Start of The data

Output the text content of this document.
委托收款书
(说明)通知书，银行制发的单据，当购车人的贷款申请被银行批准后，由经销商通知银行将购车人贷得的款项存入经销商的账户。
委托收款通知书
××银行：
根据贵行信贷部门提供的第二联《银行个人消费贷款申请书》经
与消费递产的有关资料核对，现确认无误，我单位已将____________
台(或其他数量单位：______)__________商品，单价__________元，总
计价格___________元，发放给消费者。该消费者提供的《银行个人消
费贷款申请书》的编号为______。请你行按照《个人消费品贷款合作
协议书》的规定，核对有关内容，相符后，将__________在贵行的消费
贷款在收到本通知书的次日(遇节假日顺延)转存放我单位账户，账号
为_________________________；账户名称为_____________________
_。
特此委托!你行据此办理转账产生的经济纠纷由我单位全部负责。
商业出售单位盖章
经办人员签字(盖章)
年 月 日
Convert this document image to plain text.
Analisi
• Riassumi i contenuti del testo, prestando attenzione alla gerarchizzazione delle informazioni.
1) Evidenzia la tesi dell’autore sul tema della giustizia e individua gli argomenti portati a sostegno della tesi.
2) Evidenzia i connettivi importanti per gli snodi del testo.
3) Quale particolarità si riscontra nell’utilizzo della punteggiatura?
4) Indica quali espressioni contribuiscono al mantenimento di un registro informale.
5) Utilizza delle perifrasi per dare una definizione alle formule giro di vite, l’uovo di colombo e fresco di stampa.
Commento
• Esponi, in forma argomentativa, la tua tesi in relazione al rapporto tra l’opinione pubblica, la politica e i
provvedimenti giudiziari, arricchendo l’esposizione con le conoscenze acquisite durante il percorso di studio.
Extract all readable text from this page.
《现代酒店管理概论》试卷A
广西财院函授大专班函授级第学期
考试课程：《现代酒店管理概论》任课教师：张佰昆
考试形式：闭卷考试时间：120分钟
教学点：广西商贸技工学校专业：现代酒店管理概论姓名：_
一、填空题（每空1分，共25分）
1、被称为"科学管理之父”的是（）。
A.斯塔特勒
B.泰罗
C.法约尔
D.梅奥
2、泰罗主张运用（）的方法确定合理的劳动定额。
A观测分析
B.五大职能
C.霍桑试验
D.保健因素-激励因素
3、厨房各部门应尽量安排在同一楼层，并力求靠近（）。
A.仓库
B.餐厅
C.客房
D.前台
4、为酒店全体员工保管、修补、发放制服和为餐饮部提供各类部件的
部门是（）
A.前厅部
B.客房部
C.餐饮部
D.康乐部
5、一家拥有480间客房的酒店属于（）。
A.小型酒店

End of The data

Task goal — Only lines with the word "delle" should be collected from the material.

Complete answer —
• Riassumi i contenuti del testo, prestando attenzione alla gerarchizzazione delle informazioni.
5) Utilizza delle perifrasi per dare una definizione alle formule giro di vite, l’uovo di colombo e fresco di stampa.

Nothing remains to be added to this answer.